**Excerpted text**
* BEGIN *

This set-up for me allowed Alluxio to connect to the HA HDFS nameservice for its UFS. Unfortunately I wasn’t able to configure HDFS permissions properly to get Alluxio to persist files into HDFS but it was successfully able to connect to the nameservice endpoint.

Conclusion

Let me know if this resolves your issue, thanks!

@gaozhenhai Something that was brought to my attention, can you kubectl exec into your Alluxio master Pod(s) and show the permissions of the mounted HDFS configs? eg:

$ kubectl -n gaozh exec -it alluxio-master-0 -c alluxio-master /bin/bash
# ls -l /secrets/

I suspect those will be owned by root:root and aren’t readable by the Alluxio process (which runs as 1000:1000). This is an issue about our Helm templates which we are fixing in #13061. In the meantime you can adjust your alluxio-master-statefulset.yaml to contain the following:

spec:
  template:
    spec:
      securityContext:
        runAsUser: 1000
        runAsGroup: 1000
        fsGroup: 1000

Adding this change should allow the Secret passed as a Volume to be owned by 1000:1000. Let me know if this is the case or not and whether that solves your issue. Thanks!

* END *

**The tasks**
(a) In the Alluxio excerpt, which user and group does the Alluxio process run as?
(b) Continue the Alluxio excerpt, picking up after its final sentence.

**Supplied information**
* BEGIN *

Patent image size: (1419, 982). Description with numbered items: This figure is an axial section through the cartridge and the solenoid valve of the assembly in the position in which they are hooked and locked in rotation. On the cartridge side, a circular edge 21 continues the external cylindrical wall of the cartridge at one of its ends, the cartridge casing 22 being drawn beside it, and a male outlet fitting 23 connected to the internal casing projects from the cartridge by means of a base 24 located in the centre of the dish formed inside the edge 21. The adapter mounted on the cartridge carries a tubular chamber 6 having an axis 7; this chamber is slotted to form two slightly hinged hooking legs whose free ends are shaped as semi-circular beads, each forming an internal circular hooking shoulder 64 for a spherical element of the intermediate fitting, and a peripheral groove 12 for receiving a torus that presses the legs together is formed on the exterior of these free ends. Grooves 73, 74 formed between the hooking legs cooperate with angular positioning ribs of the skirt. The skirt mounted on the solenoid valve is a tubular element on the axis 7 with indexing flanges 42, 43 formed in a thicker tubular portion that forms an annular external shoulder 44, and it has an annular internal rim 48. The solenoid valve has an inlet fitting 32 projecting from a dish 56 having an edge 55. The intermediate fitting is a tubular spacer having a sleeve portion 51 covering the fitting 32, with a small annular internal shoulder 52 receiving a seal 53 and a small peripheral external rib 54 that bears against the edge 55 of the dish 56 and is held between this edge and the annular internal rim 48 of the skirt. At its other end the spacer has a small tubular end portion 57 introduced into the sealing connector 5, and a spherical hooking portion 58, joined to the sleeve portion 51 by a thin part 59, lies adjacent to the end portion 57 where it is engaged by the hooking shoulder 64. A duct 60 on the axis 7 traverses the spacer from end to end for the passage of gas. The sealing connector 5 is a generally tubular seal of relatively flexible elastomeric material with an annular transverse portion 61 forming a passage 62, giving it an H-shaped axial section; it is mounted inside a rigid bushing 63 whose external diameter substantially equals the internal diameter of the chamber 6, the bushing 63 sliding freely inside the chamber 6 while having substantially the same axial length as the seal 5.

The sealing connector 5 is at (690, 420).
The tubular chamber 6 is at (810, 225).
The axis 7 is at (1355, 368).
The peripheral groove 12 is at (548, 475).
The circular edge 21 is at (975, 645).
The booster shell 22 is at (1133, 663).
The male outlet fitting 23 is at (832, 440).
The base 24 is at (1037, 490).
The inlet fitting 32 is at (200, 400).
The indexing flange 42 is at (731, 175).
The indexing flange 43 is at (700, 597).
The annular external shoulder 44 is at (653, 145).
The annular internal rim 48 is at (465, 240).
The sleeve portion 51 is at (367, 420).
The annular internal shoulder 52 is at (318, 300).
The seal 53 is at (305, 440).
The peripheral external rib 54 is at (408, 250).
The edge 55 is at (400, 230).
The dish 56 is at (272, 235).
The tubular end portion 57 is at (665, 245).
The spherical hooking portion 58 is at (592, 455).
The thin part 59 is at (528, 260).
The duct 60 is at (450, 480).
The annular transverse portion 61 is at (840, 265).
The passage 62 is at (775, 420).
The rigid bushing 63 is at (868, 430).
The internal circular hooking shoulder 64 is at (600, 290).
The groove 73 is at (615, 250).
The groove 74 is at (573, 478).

* END *

**Results of the tasks**
(a) The Alluxio process runs as user 1000 and group 1000 (1000:1000).

(b)
@ZhuTopher The permissions for the mounted HDFS configuration are as follows image

I update the spec.template.spec.securityContext fields, and restart the pod, but still an error: java.net.UnknownHostException: hdfs-k8s

...
spec:
  selector:
    matchLabels:
      app: alluxio
      role: alluxio-master
      name: alluxio-master
  serviceName: alluxio-master
  replicas: 3
  template:
    metadata:
      labels:
        name: alluxio-master
        app: alluxio
        chart: alluxio-0.6.11
        release: alluxio
        heritage: Helm
        role: alluxio-master
    spec:
      hostNetwork: false
      dnsPolicy: ClusterFirst
      nodeSelector:
      securityContext:
        fsGroup: 1000
        runAsUser: 1000
        runAsGroup: 1000
...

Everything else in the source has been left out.